Pictures do not belong in the copy; restate the records below word for word.
# Records to use start
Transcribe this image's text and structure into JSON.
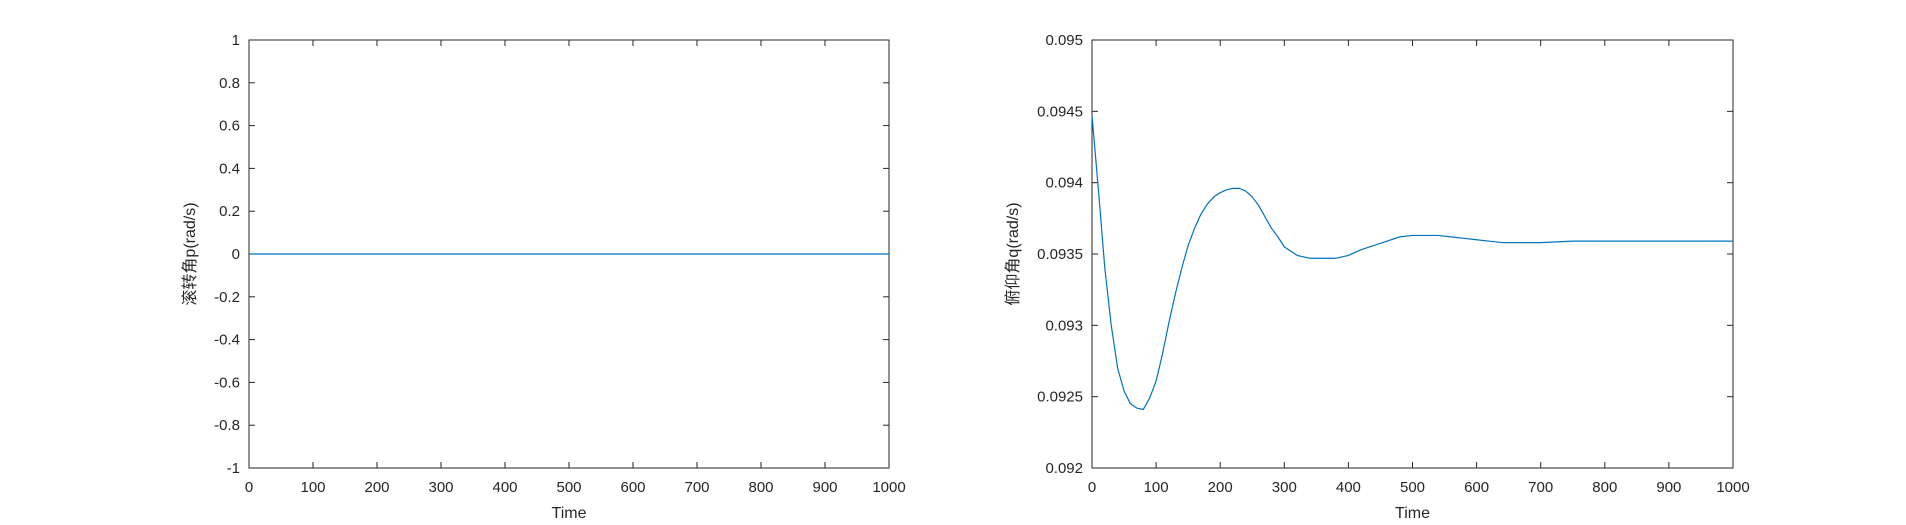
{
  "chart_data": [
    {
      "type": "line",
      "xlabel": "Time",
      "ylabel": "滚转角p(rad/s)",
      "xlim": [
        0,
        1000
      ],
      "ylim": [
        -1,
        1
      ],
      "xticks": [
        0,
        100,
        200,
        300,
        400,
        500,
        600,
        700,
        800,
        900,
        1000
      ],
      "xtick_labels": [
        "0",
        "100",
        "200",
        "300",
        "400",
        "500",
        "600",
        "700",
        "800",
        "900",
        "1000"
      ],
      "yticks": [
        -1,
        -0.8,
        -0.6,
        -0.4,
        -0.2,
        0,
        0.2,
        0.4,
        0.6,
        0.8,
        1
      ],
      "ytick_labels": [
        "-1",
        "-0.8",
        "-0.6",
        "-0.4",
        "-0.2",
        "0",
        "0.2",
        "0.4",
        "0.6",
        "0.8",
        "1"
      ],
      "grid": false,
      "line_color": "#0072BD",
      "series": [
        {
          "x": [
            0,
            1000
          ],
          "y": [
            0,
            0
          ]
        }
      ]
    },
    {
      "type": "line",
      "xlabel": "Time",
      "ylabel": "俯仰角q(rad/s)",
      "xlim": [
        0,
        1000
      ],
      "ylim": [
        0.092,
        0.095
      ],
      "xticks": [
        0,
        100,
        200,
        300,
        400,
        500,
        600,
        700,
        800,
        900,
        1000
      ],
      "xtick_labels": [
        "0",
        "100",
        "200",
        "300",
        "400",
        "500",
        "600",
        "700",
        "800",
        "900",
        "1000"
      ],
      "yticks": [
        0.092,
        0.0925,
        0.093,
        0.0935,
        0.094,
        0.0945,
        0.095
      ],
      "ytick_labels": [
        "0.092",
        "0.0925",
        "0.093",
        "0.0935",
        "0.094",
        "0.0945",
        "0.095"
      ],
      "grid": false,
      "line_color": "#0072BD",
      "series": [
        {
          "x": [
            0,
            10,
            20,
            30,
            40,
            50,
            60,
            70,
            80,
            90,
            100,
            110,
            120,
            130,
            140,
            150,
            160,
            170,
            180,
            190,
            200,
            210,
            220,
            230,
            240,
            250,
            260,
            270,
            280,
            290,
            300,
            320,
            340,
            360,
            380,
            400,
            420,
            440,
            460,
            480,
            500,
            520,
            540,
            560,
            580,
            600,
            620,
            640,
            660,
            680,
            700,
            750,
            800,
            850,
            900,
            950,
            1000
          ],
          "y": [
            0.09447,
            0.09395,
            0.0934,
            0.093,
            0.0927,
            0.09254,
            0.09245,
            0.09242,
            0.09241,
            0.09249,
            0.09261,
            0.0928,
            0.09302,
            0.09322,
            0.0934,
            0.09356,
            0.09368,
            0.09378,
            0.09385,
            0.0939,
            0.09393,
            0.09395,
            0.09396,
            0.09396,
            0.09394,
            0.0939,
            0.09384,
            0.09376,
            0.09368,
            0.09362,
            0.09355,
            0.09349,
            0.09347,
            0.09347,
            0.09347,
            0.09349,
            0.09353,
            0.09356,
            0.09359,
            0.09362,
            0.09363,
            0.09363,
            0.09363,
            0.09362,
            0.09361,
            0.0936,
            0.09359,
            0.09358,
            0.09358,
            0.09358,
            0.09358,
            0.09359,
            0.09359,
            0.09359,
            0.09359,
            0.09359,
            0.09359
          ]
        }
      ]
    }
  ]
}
# Records to use end
• Solution for this exercise
Transcribe this image's text and structure into JSON.
{
  "chart_data": [
    {
      "type": "line",
      "xlabel": "Time",
      "ylabel": "滚转角p(rad/s)",
      "xlim": [
        0,
        1000
      ],
      "ylim": [
        -1,
        1
      ],
      "xticks": [
        0,
        100,
        200,
        300,
        400,
        500,
        600,
        700,
        800,
        900,
        1000
      ],
      "xtick_labels": [
        "0",
        "100",
        "200",
        "300",
        "400",
        "500",
        "600",
        "700",
        "800",
        "900",
        "1000"
      ],
      "yticks": [
        -1,
        -0.8,
        -0.6,
        -0.4,
        -0.2,
        0,
        0.2,
        0.4,
        0.6,
        0.8,
        1
      ],
      "ytick_labels": [
        "-1",
        "-0.8",
        "-0.6",
        "-0.4",
        "-0.2",
        "0",
        "0.2",
        "0.4",
        "0.6",
        "0.8",
        "1"
      ],
      "grid": false,
      "line_color": "#0072BD",
      "series": [
        {
          "x": [
            0,
            1000
          ],
          "y": [
            0,
            0
          ]
        }
      ]
    },
    {
      "type": "line",
      "xlabel": "Time",
      "ylabel": "俯仰角q(rad/s)",
      "xlim": [
        0,
        1000
      ],
      "ylim": [
        0.092,
        0.095
      ],
      "xticks": [
        0,
        100,
        200,
        300,
        400,
        500,
        600,
        700,
        800,
        900,
        1000
      ],
      "xtick_labels": [
        "0",
        "100",
        "200",
        "300",
        "400",
        "500",
        "600",
        "700",
        "800",
        "900",
        "1000"
      ],
      "yticks": [
        0.092,
        0.0925,
        0.093,
        0.0935,
        0.094,
        0.0945,
        0.095
      ],
      "ytick_labels": [
        "0.092",
        "0.0925",
        "0.093",
        "0.0935",
        "0.094",
        "0.0945",
        "0.095"
      ],
      "grid": false,
      "line_color": "#0072BD",
      "series": [
        {
          "x": [
            0,
            10,
            20,
            30,
            40,
            50,
            60,
            70,
            80,
            90,
            100,
            110,
            120,
            130,
            140,
            150,
            160,
            170,
            180,
            190,
            200,
            210,
            220,
            230,
            240,
            250,
            260,
            270,
            280,
            290,
            300,
            320,
            340,
            360,
            380,
            400,
            420,
            440,
            460,
            480,
            500,
            520,
            540,
            560,
            580,
            600,
            620,
            640,
            660,
            680,
            700,
            750,
            800,
            850,
            900,
            950,
            1000
          ],
          "y": [
            0.09447,
            0.09395,
            0.0934,
            0.093,
            0.0927,
            0.09254,
            0.09245,
            0.09242,
            0.09241,
            0.09249,
            0.09261,
            0.0928,
            0.09302,
            0.09322,
            0.0934,
            0.09356,
            0.09368,
            0.09378,
            0.09385,
            0.0939,
            0.09393,
            0.09395,
            0.09396,
            0.09396,
            0.09394,
            0.0939,
            0.09384,
            0.09376,
            0.09368,
            0.09362,
            0.09355,
            0.09349,
            0.09347,
            0.09347,
            0.09347,
            0.09349,
            0.09353,
            0.09356,
            0.09359,
            0.09362,
            0.09363,
            0.09363,
            0.09363,
            0.09362,
            0.09361,
            0.0936,
            0.09359,
            0.09358,
            0.09358,
            0.09358,
            0.09358,
            0.09359,
            0.09359,
            0.09359,
            0.09359,
            0.09359,
            0.09359
          ]
        }
      ]
    }
  ]
}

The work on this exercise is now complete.